>> Begin Records

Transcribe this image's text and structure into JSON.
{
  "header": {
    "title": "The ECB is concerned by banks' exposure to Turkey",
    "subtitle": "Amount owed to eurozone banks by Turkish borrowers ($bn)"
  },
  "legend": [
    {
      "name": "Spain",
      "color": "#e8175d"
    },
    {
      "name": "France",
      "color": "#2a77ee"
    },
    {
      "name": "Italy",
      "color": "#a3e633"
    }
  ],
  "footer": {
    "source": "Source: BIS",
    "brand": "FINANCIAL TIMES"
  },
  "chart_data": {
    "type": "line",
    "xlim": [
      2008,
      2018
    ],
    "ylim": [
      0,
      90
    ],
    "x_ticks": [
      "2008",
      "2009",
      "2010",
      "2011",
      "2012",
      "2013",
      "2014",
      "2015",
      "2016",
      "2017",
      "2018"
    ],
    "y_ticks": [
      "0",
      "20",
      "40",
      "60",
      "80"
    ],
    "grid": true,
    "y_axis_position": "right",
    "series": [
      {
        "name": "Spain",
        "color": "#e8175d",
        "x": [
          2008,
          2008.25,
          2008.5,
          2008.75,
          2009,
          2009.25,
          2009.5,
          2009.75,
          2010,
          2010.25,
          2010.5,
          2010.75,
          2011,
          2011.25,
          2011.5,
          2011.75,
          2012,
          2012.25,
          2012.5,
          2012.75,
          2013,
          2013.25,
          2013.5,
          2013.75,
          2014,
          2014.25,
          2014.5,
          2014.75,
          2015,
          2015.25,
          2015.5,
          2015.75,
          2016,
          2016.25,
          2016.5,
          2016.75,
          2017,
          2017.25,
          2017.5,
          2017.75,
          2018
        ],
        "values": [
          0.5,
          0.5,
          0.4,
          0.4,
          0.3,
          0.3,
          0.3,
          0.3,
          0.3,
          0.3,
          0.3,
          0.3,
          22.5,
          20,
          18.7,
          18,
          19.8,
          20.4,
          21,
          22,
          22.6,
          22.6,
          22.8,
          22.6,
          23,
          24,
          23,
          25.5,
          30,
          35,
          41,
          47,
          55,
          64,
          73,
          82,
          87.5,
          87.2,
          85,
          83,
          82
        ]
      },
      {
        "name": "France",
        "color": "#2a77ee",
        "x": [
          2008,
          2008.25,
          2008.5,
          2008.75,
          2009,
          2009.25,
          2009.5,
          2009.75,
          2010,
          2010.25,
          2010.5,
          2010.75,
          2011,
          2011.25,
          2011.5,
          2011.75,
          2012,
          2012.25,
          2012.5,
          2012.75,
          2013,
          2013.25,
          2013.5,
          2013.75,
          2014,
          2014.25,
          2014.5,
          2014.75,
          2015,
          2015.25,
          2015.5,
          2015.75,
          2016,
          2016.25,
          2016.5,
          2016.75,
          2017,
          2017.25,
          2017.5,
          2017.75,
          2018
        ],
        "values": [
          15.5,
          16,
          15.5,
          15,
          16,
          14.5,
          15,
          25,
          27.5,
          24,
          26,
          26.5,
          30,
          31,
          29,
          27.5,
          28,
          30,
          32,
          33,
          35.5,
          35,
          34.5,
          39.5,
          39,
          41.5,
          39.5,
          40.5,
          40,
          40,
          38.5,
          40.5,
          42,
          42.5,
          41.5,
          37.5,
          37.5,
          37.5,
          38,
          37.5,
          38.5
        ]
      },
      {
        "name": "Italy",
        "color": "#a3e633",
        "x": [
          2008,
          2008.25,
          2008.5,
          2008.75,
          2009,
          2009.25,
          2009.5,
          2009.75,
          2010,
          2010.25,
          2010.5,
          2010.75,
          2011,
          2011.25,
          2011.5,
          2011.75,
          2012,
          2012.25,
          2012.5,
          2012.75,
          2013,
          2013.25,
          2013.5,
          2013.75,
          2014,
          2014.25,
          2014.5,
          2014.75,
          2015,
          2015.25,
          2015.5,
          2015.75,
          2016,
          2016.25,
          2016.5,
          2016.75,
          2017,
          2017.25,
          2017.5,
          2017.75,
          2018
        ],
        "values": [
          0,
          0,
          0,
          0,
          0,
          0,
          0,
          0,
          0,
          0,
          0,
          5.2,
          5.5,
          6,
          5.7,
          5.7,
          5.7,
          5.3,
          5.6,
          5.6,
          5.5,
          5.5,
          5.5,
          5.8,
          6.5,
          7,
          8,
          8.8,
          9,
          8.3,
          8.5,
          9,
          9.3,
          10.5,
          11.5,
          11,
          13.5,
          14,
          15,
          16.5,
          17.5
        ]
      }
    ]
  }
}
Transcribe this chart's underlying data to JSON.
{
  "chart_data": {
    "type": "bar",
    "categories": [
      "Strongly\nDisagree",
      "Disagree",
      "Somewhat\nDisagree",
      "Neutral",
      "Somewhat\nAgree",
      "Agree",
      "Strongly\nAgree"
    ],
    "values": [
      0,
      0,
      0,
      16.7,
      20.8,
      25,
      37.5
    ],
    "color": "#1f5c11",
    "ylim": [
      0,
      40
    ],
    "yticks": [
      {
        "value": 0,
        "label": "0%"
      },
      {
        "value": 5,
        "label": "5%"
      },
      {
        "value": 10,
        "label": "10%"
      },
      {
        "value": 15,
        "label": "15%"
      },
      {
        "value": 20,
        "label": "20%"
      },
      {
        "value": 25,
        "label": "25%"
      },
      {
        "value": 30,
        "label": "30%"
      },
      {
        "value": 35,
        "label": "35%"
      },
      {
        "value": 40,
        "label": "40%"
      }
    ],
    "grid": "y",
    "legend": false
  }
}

>> End Records

Repeat the records above exactly as they appear.

Written answer:
Transcribe this image's text and structure into JSON.
{
  "header": {
    "title": "The ECB is concerned by banks' exposure to Turkey",
    "subtitle": "Amount owed to eurozone banks by Turkish borrowers ($bn)"
  },
  "legend": [
    {
      "name": "Spain",
      "color": "#e8175d"
    },
    {
      "name": "France",
      "color": "#2a77ee"
    },
    {
      "name": "Italy",
      "color": "#a3e633"
    }
  ],
  "footer": {
    "source": "Source: BIS",
    "brand": "FINANCIAL TIMES"
  },
  "chart_data": {
    "type": "line",
    "xlim": [
      2008,
      2018
    ],
    "ylim": [
      0,
      90
    ],
    "x_ticks": [
      "2008",
      "2009",
      "2010",
      "2011",
      "2012",
      "2013",
      "2014",
      "2015",
      "2016",
      "2017",
      "2018"
    ],
    "y_ticks": [
      "0",
      "20",
      "40",
      "60",
      "80"
    ],
    "grid": true,
    "y_axis_position": "right",
    "series": [
      {
        "name": "Spain",
        "color": "#e8175d",
        "x": [
          2008,
          2008.25,
          2008.5,
          2008.75,
          2009,
          2009.25,
          2009.5,
          2009.75,
          2010,
          2010.25,
          2010.5,
          2010.75,
          2011,
          2011.25,
          2011.5,
          2011.75,
          2012,
          2012.25,
          2012.5,
          2012.75,
          2013,
          2013.25,
          2013.5,
          2013.75,
          2014,
          2014.25,
          2014.5,
          2014.75,
          2015,
          2015.25,
          2015.5,
          2015.75,
          2016,
          2016.25,
          2016.5,
          2016.75,
          2017,
          2017.25,
          2017.5,
          2017.75,
          2018
        ],
        "values": [
          0.5,
          0.5,
          0.4,
          0.4,
          0.3,
          0.3,
          0.3,
          0.3,
          0.3,
          0.3,
          0.3,
          0.3,
          22.5,
          20,
          18.7,
          18,
          19.8,
          20.4,
          21,
          22,
          22.6,
          22.6,
          22.8,
          22.6,
          23,
          24,
          23,
          25.5,
          30,
          35,
          41,
          47,
          55,
          64,
          73,
          82,
          87.5,
          87.2,
          85,
          83,
          82
        ]
      },
      {
        "name": "France",
        "color": "#2a77ee",
        "x": [
          2008,
          2008.25,
          2008.5,
          2008.75,
          2009,
          2009.25,
          2009.5,
          2009.75,
          2010,
          2010.25,
          2010.5,
          2010.75,
          2011,
          2011.25,
          2011.5,
          2011.75,
          2012,
          2012.25,
          2012.5,
          2012.75,
          2013,
          2013.25,
          2013.5,
          2013.75,
          2014,
          2014.25,
          2014.5,
          2014.75,
          2015,
          2015.25,
          2015.5,
          2015.75,
          2016,
          2016.25,
          2016.5,
          2016.75,
          2017,
          2017.25,
          2017.5,
          2017.75,
          2018
        ],
        "values": [
          15.5,
          16,
          15.5,
          15,
          16,
          14.5,
          15,
          25,
          27.5,
          24,
          26,
          26.5,
          30,
          31,
          29,
          27.5,
          28,
          30,
          32,
          33,
          35.5,
          35,
          34.5,
          39.5,
          39,
          41.5,
          39.5,
          40.5,
          40,
          40,
          38.5,
          40.5,
          42,
          42.5,
          41.5,
          37.5,
          37.5,
          37.5,
          38,
          37.5,
          38.5
        ]
      },
      {
        "name": "Italy",
        "color": "#a3e633",
        "x": [
          2008,
          2008.25,
          2008.5,
          2008.75,
          2009,
          2009.25,
          2009.5,
          2009.75,
          2010,
          2010.25,
          2010.5,
          2010.75,
          2011,
          2011.25,
          2011.5,
          2011.75,
          2012,
          2012.25,
          2012.5,
          2012.75,
          2013,
          2013.25,
          2013.5,
          2013.75,
          2014,
          2014.25,
          2014.5,
          2014.75,
          2015,
          2015.25,
          2015.5,
          2015.75,
          2016,
          2016.25,
          2016.5,
          2016.75,
          2017,
          2017.25,
          2017.5,
          2017.75,
          2018
        ],
        "values": [
          0,
          0,
          0,
          0,
          0,
          0,
          0,
          0,
          0,
          0,
          0,
          5.2,
          5.5,
          6,
          5.7,
          5.7,
          5.7,
          5.3,
          5.6,
          5.6,
          5.5,
          5.5,
          5.5,
          5.8,
          6.5,
          7,
          8,
          8.8,
          9,
          8.3,
          8.5,
          9,
          9.3,
          10.5,
          11.5,
          11,
          13.5,
          14,
          15,
          16.5,
          17.5
        ]
      }
    ]
  }
}
Transcribe this chart's underlying data to JSON.
{
  "chart_data": {
    "type": "bar",
    "categories": [
      "Strongly\nDisagree",
      "Disagree",
      "Somewhat\nDisagree",
      "Neutral",
      "Somewhat\nAgree",
      "Agree",
      "Strongly\nAgree"
    ],
    "values": [
      0,
      0,
      0,
      16.7,
      20.8,
      25,
      37.5
    ],
    "color": "#1f5c11",
    "ylim": [
      0,
      40
    ],
    "yticks": [
      {
        "value": 0,
        "label": "0%"
      },
      {
        "value": 5,
        "label": "5%"
      },
      {
        "value": 10,
        "label": "10%"
      },
      {
        "value": 15,
        "label": "15%"
      },
      {
        "value": 20,
        "label": "20%"
      },
      {
        "value": 25,
        "label": "25%"
      },
      {
        "value": 30,
        "label": "30%"
      },
      {
        "value": 35,
        "label": "35%"
      },
      {
        "value": 40,
        "label": "40%"
      }
    ],
    "grid": "y",
    "legend": false
  }
}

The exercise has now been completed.